● What is expected
Below are the entries; state how many of their lines contain the string "JSON", and nothing more.

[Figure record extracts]
»»
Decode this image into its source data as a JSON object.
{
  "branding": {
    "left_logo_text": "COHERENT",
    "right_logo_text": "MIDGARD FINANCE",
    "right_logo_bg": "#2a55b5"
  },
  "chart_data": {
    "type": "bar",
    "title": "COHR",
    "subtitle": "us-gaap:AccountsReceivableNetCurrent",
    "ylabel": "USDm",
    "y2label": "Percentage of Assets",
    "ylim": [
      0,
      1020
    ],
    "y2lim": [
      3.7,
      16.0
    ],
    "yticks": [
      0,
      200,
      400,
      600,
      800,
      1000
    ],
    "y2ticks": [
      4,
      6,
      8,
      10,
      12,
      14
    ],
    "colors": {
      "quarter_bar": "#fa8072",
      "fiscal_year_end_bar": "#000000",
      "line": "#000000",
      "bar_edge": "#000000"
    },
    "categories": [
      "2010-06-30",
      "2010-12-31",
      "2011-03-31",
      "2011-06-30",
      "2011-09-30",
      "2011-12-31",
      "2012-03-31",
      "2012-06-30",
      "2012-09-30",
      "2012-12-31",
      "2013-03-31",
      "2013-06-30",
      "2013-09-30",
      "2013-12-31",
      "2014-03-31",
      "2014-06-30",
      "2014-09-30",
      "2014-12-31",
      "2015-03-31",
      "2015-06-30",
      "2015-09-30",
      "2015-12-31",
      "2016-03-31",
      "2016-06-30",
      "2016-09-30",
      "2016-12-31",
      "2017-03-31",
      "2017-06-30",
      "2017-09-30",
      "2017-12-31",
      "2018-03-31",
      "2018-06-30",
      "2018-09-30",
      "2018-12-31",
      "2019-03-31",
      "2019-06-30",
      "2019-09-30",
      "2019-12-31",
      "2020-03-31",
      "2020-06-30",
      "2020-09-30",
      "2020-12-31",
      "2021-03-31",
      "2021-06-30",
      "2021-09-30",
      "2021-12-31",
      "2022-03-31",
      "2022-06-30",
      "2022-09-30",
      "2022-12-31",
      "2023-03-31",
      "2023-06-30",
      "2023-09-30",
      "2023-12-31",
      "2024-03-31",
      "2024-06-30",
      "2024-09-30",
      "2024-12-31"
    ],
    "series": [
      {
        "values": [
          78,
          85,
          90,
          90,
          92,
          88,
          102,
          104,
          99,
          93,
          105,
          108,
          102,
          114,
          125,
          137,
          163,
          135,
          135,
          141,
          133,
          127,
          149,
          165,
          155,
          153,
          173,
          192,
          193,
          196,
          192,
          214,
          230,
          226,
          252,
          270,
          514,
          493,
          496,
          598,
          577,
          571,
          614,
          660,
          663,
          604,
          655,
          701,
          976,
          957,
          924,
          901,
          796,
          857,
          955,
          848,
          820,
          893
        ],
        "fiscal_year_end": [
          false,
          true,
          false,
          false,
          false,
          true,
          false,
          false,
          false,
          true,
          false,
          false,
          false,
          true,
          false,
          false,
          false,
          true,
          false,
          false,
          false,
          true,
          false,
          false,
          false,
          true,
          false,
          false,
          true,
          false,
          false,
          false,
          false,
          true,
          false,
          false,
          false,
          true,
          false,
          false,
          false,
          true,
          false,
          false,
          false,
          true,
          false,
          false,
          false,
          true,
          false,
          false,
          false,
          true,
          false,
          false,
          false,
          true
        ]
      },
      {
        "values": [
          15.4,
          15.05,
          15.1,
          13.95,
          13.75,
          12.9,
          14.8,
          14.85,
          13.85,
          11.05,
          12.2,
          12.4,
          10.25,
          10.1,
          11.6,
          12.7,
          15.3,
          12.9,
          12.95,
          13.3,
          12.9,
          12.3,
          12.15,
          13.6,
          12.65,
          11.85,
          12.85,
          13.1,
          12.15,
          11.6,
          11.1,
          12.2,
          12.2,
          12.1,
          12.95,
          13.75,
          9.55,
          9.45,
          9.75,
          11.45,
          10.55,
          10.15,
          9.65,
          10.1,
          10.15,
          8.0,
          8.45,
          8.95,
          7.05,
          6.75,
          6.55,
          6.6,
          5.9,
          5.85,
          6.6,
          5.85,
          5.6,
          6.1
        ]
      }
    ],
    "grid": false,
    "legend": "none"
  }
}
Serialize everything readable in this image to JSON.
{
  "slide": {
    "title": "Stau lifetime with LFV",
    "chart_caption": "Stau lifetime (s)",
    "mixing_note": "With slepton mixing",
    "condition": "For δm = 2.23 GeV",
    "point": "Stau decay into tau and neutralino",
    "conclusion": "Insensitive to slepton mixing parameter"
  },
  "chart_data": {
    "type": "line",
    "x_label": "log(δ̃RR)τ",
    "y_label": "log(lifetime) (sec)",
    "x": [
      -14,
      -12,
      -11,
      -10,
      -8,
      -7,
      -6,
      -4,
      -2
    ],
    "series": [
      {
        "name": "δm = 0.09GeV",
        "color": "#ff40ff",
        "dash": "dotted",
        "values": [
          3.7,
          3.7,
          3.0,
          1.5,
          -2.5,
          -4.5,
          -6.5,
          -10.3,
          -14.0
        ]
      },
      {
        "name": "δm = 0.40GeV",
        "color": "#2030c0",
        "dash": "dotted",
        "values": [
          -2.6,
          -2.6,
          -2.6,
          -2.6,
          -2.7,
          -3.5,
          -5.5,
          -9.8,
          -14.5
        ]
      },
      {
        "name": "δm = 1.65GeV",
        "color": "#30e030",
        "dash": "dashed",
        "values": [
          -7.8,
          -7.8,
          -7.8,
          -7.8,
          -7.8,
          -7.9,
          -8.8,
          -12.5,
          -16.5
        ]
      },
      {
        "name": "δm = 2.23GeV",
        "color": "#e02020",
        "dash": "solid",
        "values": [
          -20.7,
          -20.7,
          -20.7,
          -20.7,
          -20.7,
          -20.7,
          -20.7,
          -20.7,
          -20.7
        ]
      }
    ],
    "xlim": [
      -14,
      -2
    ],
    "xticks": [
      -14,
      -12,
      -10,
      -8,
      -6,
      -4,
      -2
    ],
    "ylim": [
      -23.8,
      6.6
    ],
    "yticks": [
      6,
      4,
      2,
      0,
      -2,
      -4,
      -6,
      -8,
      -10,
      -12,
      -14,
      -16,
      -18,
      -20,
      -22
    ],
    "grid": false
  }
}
««
● Completed exercise
2